Search the listing for the string "valvontaa" and copy every line that contains it.

------------

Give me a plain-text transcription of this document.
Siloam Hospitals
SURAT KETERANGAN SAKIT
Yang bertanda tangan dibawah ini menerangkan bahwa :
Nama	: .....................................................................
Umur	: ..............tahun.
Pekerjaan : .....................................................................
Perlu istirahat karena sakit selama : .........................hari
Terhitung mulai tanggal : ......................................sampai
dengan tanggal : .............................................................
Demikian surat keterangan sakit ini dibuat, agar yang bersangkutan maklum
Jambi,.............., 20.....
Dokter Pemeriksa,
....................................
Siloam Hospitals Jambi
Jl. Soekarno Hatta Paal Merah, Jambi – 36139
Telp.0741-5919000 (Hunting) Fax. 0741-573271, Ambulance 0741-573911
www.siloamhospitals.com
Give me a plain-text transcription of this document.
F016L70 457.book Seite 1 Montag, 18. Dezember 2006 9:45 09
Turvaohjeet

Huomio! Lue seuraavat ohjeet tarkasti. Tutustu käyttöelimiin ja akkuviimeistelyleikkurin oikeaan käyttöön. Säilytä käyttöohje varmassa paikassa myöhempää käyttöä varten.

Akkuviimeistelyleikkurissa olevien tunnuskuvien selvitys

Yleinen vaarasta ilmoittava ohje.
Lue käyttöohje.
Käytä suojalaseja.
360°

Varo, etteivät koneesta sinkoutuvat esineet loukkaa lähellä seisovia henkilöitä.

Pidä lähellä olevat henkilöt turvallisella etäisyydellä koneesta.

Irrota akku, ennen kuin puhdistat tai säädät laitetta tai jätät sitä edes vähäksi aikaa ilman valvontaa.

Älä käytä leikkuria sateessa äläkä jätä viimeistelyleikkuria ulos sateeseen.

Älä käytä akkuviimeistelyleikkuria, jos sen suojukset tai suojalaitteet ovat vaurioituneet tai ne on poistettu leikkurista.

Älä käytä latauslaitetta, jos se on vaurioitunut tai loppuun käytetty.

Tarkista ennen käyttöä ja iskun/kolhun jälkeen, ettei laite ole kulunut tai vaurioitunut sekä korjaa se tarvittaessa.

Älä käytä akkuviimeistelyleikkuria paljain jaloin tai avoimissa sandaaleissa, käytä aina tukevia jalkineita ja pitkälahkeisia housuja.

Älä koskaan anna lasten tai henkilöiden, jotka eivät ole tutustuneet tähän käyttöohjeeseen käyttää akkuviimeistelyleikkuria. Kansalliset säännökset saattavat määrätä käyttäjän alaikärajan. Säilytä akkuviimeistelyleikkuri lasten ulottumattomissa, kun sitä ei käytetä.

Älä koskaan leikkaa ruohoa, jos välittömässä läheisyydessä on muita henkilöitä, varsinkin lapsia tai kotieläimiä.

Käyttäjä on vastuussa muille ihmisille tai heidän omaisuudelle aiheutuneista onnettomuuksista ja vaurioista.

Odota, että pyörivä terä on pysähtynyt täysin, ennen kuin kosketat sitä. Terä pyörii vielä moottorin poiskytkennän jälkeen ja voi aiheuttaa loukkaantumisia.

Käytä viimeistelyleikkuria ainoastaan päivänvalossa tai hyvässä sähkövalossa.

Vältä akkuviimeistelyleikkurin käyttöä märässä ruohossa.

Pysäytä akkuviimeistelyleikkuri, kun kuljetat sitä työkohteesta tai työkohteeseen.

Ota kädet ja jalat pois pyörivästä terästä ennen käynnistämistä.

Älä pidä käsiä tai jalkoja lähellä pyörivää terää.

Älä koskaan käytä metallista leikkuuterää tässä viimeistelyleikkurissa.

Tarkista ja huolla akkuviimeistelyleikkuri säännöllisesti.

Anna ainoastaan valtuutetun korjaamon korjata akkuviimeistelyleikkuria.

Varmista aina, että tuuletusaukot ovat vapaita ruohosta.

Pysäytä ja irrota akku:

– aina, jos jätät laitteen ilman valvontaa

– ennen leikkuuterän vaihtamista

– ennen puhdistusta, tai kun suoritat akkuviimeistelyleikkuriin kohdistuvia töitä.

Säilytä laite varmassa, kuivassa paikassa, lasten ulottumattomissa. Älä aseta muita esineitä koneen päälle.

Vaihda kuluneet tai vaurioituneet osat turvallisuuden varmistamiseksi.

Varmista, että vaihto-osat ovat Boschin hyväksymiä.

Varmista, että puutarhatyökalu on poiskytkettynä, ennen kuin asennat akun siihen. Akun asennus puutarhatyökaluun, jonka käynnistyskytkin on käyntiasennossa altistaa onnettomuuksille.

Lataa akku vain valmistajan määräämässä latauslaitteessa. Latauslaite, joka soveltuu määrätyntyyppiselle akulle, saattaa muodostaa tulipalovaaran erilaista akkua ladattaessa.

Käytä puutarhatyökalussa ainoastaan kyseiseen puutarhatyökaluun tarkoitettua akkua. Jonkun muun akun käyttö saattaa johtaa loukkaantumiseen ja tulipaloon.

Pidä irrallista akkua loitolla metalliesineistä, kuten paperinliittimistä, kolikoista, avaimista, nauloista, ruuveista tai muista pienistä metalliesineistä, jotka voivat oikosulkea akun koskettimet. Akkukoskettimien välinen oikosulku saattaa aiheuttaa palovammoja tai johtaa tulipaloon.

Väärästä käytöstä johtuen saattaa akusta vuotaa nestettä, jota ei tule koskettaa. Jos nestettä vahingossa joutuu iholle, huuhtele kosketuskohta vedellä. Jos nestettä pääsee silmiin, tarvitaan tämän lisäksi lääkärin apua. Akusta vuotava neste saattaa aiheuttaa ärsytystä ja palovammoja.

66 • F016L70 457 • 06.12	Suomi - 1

------------

**FULL OUTPUT**
Irrota akku, ennen kuin puhdistat tai säädät laitetta tai jätät sitä edes vähäksi aikaa ilman valvontaa.
– aina, jos jätät laitteen ilman valvontaa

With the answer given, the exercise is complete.